• **Given request**: Look for "Trigger" in each line of the entries, and return the matching lines.

A block of data:

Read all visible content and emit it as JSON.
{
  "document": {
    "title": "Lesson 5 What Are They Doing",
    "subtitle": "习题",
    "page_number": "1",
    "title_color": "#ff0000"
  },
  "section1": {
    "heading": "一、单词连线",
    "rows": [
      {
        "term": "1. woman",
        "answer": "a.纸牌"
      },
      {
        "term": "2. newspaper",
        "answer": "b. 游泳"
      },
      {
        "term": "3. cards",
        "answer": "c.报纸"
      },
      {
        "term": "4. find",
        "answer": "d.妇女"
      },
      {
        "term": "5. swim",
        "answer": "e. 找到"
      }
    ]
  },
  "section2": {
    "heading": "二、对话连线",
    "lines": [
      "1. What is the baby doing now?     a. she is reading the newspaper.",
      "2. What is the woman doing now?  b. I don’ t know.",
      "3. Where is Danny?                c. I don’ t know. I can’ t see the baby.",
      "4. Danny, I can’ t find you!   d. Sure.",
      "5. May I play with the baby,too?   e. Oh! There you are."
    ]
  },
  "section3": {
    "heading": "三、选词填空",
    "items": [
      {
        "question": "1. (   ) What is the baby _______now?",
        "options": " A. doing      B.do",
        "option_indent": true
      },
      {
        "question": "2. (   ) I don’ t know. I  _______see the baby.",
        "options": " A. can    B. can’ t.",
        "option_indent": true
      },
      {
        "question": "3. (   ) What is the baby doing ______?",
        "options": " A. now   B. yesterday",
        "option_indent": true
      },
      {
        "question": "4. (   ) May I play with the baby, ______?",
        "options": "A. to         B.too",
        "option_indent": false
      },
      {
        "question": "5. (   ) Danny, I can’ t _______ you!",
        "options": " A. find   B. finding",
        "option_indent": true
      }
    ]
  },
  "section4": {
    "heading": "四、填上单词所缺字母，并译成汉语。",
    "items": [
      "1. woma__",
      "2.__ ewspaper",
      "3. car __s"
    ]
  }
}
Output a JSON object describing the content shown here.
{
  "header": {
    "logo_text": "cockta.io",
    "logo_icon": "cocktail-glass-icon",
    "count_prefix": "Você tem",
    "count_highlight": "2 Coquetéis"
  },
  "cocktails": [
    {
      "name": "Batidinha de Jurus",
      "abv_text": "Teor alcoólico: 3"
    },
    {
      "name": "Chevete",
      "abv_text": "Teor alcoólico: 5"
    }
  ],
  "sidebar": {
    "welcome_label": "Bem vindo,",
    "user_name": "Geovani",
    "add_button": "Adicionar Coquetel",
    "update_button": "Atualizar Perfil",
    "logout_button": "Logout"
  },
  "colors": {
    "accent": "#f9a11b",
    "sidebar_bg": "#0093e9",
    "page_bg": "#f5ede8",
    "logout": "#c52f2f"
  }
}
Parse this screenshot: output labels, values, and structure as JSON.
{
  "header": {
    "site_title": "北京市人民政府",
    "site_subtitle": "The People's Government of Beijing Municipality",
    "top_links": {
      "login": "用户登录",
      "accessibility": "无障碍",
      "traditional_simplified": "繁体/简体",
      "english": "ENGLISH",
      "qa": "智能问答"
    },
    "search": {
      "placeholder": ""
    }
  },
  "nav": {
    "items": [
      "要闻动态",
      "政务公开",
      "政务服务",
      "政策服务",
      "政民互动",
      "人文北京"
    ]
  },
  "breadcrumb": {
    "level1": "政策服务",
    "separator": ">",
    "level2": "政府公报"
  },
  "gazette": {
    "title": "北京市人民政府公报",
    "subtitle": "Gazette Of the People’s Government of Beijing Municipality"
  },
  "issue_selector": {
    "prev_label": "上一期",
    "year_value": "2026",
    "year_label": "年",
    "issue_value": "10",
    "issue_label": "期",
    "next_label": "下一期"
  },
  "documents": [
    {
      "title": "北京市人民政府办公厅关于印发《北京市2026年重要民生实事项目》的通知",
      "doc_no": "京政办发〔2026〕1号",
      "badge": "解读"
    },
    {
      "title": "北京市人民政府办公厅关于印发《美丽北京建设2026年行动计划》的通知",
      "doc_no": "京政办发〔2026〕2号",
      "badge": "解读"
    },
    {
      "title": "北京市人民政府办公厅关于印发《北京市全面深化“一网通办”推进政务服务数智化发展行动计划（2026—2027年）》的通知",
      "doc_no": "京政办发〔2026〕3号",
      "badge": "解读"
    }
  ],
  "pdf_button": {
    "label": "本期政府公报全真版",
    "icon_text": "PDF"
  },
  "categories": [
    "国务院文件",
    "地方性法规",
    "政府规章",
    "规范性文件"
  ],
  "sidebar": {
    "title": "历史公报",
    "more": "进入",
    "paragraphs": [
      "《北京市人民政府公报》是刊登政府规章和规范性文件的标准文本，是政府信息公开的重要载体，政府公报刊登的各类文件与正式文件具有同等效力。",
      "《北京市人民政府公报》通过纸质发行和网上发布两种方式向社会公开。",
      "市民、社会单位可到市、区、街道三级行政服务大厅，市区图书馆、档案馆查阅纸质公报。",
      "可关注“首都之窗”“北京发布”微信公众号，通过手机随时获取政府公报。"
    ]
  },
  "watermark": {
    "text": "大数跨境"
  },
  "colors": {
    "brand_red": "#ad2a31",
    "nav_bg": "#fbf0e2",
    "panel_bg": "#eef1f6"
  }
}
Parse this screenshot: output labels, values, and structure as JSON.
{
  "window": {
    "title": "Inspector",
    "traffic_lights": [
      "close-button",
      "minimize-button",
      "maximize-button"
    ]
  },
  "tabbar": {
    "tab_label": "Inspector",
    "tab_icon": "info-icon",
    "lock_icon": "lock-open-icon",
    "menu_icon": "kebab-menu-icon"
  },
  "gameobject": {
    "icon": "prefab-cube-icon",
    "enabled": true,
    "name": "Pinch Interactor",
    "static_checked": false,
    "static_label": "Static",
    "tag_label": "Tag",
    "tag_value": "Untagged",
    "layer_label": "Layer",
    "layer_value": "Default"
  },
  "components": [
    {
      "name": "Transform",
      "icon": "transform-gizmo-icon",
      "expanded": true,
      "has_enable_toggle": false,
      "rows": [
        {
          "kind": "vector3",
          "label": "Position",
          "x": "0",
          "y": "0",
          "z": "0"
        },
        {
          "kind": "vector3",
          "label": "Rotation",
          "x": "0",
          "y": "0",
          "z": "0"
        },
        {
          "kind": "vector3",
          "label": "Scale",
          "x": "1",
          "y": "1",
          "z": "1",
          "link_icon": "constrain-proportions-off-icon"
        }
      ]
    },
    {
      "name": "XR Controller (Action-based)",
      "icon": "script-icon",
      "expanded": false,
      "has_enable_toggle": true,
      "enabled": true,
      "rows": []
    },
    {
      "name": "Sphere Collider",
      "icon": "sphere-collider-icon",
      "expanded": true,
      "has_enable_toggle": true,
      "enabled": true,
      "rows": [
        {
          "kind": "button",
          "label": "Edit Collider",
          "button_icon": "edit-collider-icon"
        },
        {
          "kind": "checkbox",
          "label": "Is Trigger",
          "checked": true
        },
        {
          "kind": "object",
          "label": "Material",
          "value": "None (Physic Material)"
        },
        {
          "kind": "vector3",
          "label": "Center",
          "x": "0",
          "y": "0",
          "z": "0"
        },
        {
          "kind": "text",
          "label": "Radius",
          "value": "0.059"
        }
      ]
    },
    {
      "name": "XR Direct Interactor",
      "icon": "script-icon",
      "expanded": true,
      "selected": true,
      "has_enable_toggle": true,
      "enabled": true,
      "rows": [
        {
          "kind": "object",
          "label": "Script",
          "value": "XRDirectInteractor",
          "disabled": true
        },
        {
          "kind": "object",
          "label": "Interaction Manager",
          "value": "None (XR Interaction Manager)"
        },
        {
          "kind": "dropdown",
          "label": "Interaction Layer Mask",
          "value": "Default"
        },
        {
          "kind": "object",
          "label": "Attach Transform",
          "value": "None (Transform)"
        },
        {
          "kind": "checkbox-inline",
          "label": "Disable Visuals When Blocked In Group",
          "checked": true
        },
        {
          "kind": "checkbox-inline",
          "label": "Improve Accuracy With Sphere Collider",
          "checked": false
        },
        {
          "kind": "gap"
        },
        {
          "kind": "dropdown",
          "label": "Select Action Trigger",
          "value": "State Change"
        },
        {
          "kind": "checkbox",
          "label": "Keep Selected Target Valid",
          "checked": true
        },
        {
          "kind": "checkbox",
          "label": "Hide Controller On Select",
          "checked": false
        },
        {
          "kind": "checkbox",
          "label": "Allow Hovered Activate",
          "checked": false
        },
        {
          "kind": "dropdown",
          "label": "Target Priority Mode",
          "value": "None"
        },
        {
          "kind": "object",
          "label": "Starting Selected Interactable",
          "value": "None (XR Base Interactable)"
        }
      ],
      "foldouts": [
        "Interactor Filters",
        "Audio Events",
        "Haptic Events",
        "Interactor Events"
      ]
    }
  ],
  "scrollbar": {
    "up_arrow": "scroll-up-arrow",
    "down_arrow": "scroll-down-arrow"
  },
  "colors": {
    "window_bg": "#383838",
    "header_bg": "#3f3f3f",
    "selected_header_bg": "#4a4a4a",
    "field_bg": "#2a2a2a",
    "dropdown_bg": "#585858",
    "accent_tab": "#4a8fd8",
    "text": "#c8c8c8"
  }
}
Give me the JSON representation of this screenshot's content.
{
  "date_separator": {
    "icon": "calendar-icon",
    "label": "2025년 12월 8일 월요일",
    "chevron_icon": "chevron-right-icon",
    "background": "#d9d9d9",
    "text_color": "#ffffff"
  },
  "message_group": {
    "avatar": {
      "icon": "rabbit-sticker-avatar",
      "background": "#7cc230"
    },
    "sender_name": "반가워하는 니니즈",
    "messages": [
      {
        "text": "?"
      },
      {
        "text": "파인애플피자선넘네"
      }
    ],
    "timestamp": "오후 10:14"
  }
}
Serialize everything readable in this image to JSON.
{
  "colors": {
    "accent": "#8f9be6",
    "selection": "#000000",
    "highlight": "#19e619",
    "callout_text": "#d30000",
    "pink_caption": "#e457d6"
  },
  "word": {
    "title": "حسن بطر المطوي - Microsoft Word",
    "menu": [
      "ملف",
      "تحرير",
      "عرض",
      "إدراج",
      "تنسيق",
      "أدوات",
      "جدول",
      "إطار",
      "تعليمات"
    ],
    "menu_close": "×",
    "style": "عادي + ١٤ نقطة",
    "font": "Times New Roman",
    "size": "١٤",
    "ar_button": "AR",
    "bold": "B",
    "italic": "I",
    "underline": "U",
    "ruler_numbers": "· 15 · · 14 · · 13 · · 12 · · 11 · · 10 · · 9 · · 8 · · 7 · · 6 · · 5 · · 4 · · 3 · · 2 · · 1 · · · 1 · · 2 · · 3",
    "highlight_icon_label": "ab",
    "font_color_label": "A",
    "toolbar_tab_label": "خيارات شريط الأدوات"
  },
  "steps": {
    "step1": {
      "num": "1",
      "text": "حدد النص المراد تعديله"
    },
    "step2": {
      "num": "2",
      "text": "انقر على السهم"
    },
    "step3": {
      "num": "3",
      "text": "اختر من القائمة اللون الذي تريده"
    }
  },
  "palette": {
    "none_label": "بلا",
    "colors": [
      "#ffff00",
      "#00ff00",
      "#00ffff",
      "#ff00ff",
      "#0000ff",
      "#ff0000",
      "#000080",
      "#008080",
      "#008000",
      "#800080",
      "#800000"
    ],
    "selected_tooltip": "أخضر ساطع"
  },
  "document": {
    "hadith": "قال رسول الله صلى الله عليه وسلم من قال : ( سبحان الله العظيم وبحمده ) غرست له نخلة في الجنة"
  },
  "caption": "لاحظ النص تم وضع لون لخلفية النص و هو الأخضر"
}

• **Exercise solution**:
          "label": "Is Trigger",
          "label": "Select Action Trigger",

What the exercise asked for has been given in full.